## Activity
Scan the records for the word "sink". Copy each line that includes it.

Records of document pages:
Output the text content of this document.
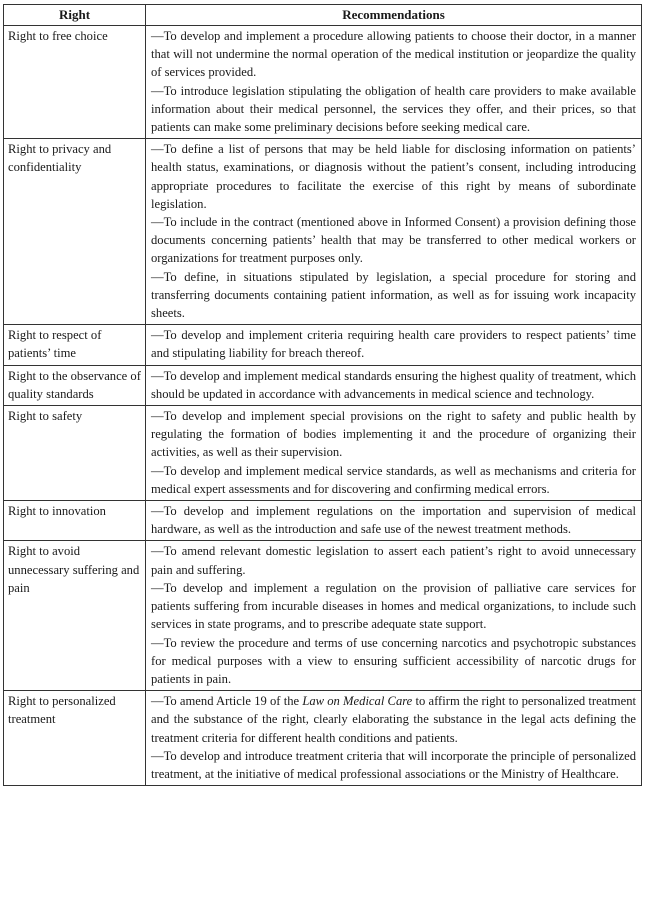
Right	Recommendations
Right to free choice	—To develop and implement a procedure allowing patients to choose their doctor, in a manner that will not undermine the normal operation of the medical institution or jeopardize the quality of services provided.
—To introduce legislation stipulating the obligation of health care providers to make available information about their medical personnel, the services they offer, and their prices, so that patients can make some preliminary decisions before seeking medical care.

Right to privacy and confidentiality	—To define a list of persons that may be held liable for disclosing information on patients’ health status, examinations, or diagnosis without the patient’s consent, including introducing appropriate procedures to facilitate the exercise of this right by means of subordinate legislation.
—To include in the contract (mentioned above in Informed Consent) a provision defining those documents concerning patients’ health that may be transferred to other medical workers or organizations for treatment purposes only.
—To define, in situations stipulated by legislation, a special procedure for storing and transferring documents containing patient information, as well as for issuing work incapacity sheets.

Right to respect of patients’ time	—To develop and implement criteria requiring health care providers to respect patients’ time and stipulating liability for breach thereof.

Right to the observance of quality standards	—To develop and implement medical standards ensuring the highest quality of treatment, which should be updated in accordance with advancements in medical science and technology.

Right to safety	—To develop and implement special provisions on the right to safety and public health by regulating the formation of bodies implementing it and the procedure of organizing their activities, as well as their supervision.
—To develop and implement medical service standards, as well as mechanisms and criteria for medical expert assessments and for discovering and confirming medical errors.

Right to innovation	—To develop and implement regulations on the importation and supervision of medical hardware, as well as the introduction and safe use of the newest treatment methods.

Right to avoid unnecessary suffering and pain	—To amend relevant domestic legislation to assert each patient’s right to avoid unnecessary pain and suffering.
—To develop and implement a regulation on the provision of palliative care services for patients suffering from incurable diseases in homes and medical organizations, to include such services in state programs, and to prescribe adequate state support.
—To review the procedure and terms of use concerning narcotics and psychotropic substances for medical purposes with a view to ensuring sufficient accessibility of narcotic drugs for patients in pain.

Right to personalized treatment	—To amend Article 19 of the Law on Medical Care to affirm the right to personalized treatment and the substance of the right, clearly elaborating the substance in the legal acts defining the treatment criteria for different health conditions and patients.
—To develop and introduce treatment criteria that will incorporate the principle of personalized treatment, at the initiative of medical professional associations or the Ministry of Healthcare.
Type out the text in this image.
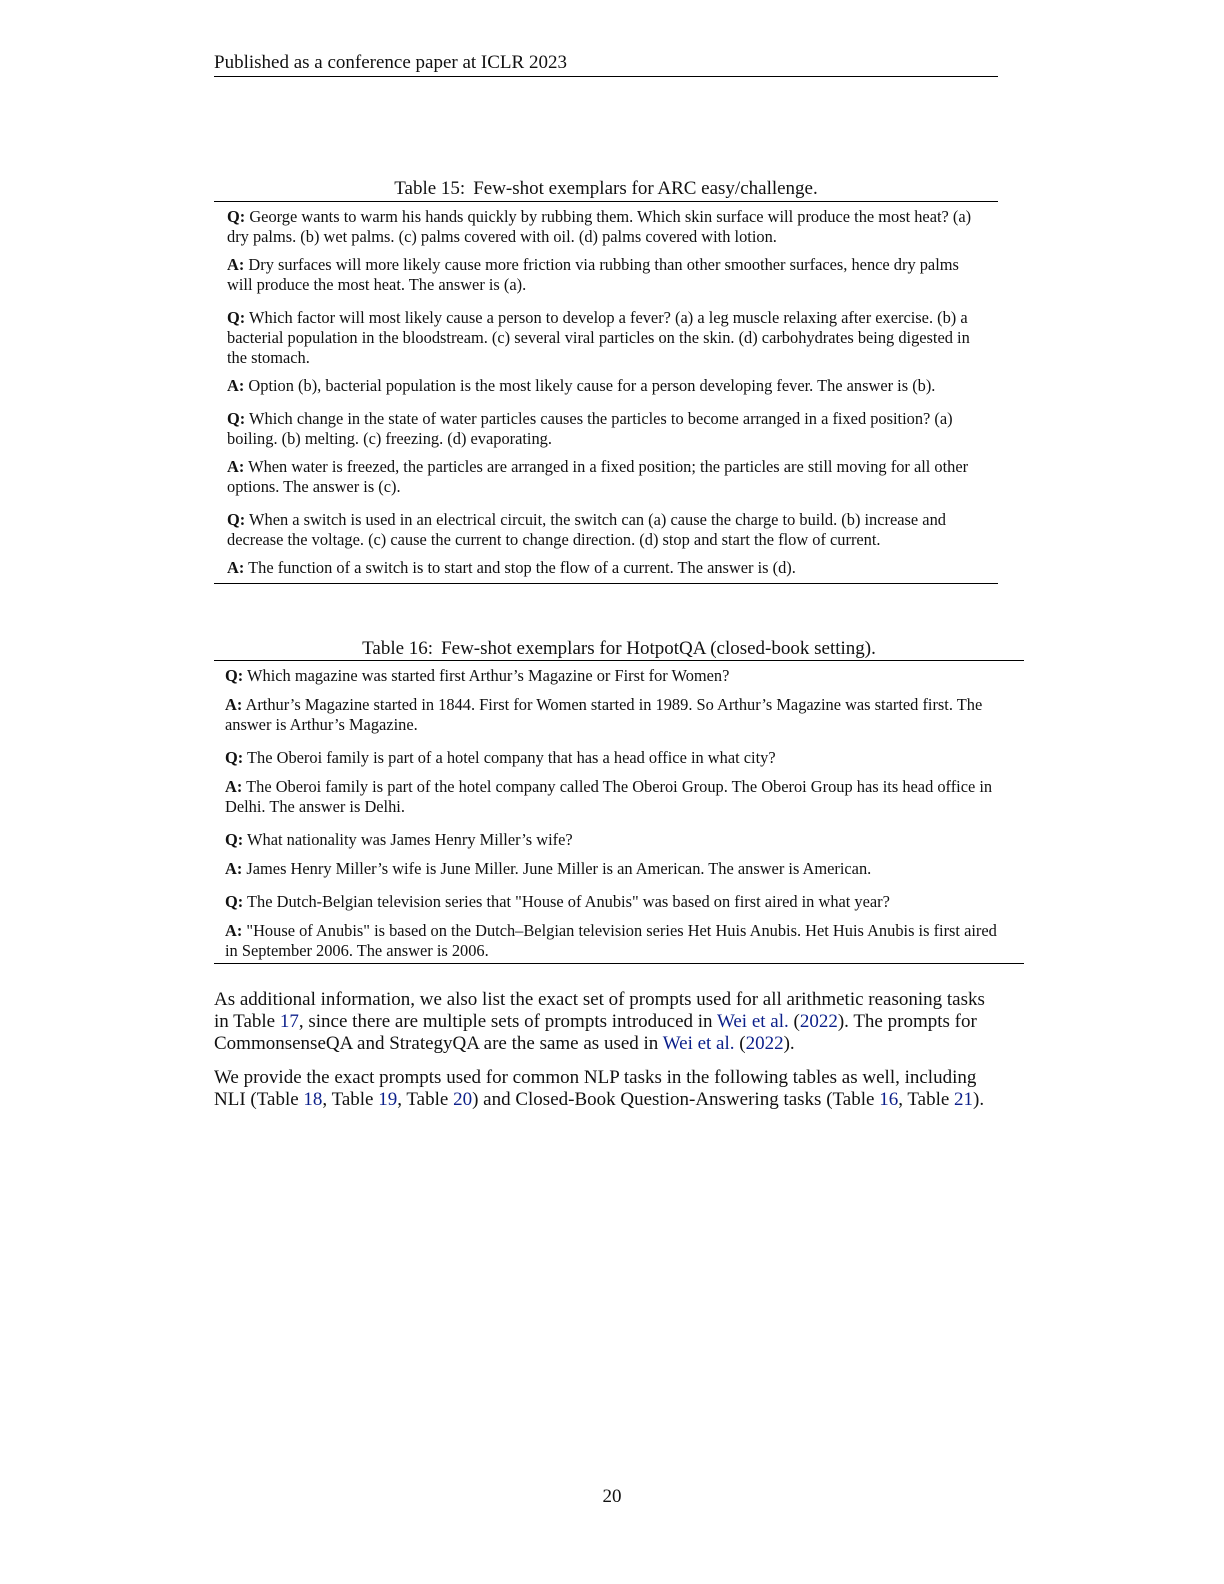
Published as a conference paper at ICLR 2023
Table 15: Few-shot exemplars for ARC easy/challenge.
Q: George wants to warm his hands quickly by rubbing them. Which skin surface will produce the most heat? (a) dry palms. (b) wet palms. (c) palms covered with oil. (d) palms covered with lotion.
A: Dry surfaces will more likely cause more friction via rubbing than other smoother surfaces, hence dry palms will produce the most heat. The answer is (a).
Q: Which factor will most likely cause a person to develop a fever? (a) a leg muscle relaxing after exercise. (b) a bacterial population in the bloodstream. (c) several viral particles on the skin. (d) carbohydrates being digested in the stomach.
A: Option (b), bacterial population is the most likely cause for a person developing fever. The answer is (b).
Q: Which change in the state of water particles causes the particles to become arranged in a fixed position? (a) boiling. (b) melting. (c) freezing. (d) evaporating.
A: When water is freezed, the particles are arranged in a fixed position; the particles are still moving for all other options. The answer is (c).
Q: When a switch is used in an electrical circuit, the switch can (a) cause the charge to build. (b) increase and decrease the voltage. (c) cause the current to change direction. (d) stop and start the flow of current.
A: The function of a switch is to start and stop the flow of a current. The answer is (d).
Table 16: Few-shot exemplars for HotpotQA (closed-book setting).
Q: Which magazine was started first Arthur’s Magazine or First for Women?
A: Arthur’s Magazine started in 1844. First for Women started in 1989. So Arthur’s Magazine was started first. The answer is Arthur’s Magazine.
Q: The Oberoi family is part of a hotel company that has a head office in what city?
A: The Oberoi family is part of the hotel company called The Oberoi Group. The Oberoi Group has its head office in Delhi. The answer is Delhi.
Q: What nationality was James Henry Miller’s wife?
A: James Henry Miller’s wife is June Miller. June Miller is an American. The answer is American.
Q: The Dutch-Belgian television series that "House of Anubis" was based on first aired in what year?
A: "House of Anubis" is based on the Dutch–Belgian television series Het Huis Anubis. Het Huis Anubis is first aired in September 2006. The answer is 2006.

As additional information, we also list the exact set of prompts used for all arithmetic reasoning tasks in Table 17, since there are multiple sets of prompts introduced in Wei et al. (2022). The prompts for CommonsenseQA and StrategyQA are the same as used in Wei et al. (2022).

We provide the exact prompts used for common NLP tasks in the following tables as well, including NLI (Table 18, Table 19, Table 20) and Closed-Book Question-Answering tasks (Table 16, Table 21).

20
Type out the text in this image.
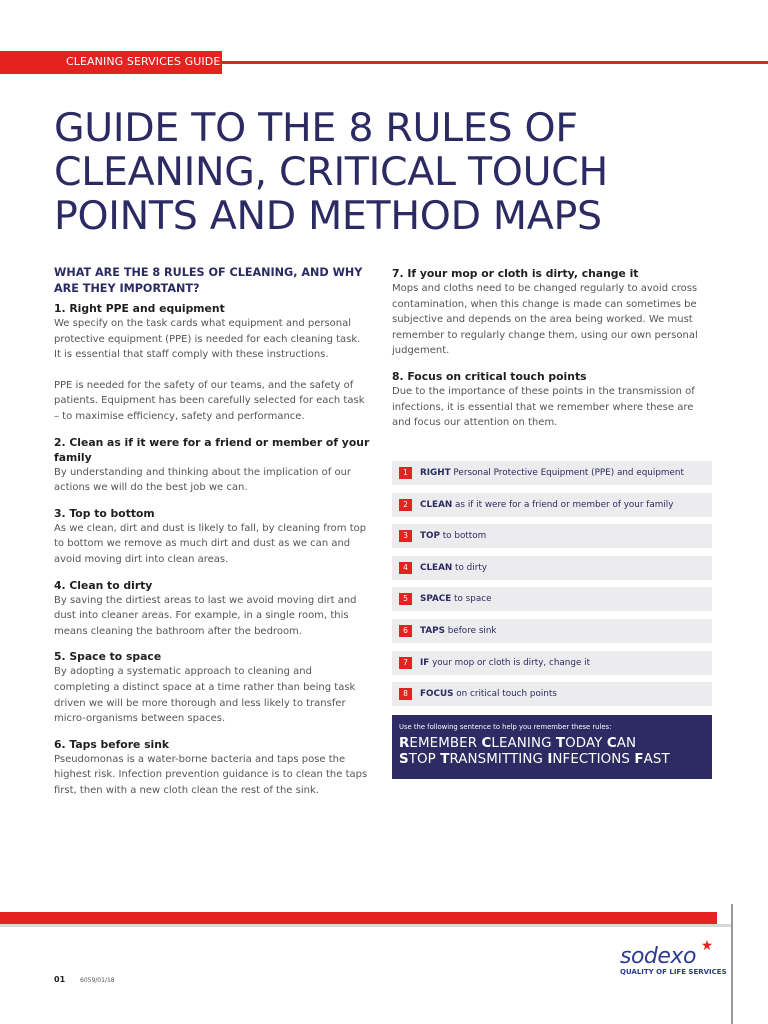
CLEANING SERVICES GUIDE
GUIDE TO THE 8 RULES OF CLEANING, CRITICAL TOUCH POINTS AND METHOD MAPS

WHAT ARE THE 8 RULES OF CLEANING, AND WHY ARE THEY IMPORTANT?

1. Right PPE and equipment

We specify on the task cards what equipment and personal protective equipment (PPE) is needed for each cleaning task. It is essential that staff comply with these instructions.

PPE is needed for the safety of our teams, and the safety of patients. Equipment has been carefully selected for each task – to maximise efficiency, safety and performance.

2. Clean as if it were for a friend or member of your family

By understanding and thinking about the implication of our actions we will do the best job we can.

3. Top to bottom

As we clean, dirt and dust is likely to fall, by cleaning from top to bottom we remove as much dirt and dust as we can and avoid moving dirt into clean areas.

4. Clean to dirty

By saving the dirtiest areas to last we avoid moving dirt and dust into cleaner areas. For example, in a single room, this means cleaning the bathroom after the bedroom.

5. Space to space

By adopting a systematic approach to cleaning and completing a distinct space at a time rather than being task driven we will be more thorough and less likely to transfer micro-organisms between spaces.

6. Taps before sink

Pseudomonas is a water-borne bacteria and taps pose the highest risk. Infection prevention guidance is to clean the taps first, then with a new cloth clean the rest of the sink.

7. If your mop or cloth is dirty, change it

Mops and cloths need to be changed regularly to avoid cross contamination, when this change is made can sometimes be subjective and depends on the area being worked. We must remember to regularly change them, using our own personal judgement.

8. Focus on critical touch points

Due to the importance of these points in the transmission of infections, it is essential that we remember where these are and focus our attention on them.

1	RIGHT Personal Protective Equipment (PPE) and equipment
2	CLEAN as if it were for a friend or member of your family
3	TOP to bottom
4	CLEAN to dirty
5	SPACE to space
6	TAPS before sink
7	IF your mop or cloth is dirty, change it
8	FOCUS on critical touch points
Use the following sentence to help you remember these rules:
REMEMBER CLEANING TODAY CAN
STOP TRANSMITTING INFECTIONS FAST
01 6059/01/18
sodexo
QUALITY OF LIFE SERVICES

## Answer box
6. Taps before sink
Pseudomonas is a water-borne bacteria and taps pose the highest risk. Infection prevention guidance is to clean the taps first, then with a new cloth clean the rest of the sink.
6	TAPS before sink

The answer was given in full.